### TASK DIRECTIONS
Without the pictures, set down the records below word for word.

(Stored data entries)
Begin
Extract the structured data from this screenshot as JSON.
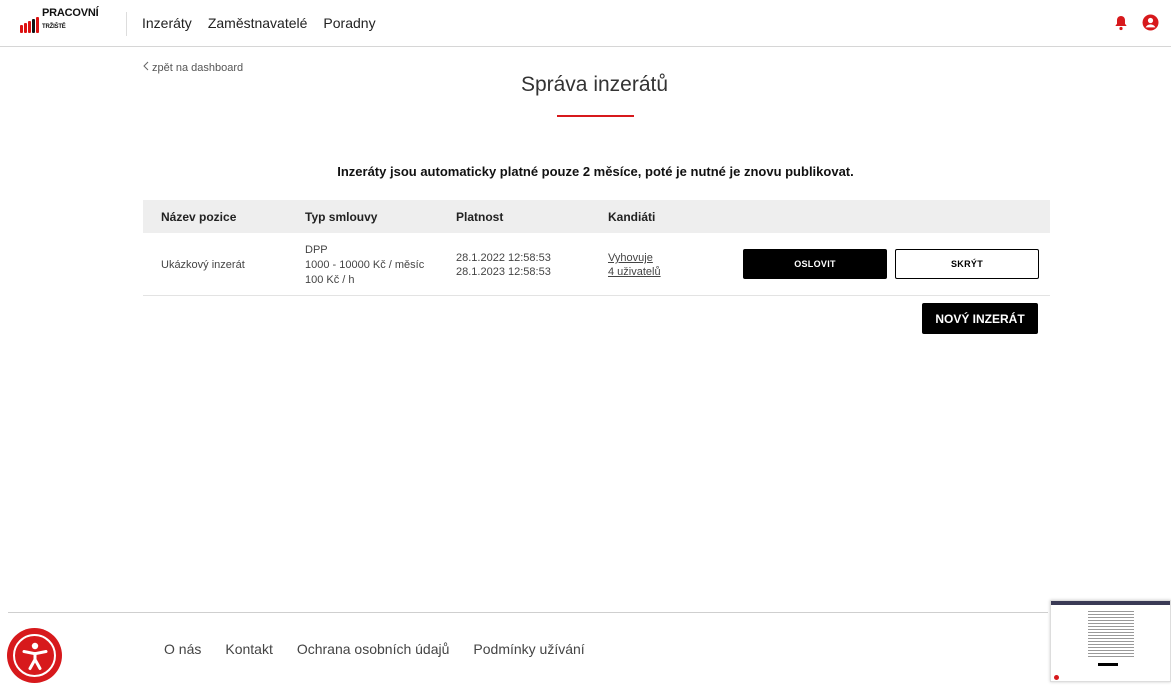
{
  "header": {
    "logo_text": "PRACOVNÍ",
    "logo_text_small": "TRŽIŠTĚ",
    "nav": [
      "Inzeráty",
      "Zaměstnavatelé",
      "Poradny"
    ],
    "icons": [
      "bell-icon",
      "user-circle-icon"
    ]
  },
  "main": {
    "back_label": "zpět na dashboard",
    "title": "Správa inzerátů",
    "notice": "Inzeráty jsou automaticky platné pouze 2 měsíce, poté je nutné je znovu publikovat.",
    "accent_color": "#d7191c",
    "table": {
      "headers": [
        "Název pozice",
        "Typ smlouvy",
        "Platnost",
        "Kandiáti"
      ],
      "rows": [
        {
          "name": "Ukázkový inzerát",
          "contract_type": "DPP",
          "salary_month": "1000 - 10000 Kč / měsíc",
          "salary_hour": "100 Kč / h",
          "valid_from": "28.1.2022 12:58:53",
          "valid_to": "28.1.2023 12:58:53",
          "candidates_line1": "Vyhovuje",
          "candidates_line2": "4 uživatelů",
          "action_primary": "OSLOVIT",
          "action_secondary": "SKRÝT"
        }
      ]
    },
    "new_button": "NOVÝ INZERÁT"
  },
  "footer": {
    "links": [
      "O nás",
      "Kontakt",
      "Ochrana osobních údajů",
      "Podmínky užívání"
    ]
  }
}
End
### SOLUTION TO THIS EXERCISE
Extract the structured data from this screenshot as JSON.
{
  "header": {
    "logo_text": "PRACOVNÍ",
    "logo_text_small": "TRŽIŠTĚ",
    "nav": [
      "Inzeráty",
      "Zaměstnavatelé",
      "Poradny"
    ],
    "icons": [
      "bell-icon",
      "user-circle-icon"
    ]
  },
  "main": {
    "back_label": "zpět na dashboard",
    "title": "Správa inzerátů",
    "notice": "Inzeráty jsou automaticky platné pouze 2 měsíce, poté je nutné je znovu publikovat.",
    "accent_color": "#d7191c",
    "table": {
      "headers": [
        "Název pozice",
        "Typ smlouvy",
        "Platnost",
        "Kandiáti"
      ],
      "rows": [
        {
          "name": "Ukázkový inzerát",
          "contract_type": "DPP",
          "salary_month": "1000 - 10000 Kč / měsíc",
          "salary_hour": "100 Kč / h",
          "valid_from": "28.1.2022 12:58:53",
          "valid_to": "28.1.2023 12:58:53",
          "candidates_line1": "Vyhovuje",
          "candidates_line2": "4 uživatelů",
          "action_primary": "OSLOVIT",
          "action_secondary": "SKRÝT"
        }
      ]
    },
    "new_button": "NOVÝ INZERÁT"
  },
  "footer": {
    "links": [
      "O nás",
      "Kontakt",
      "Ochrana osobních údajů",
      "Podmínky užívání"
    ]
  }
}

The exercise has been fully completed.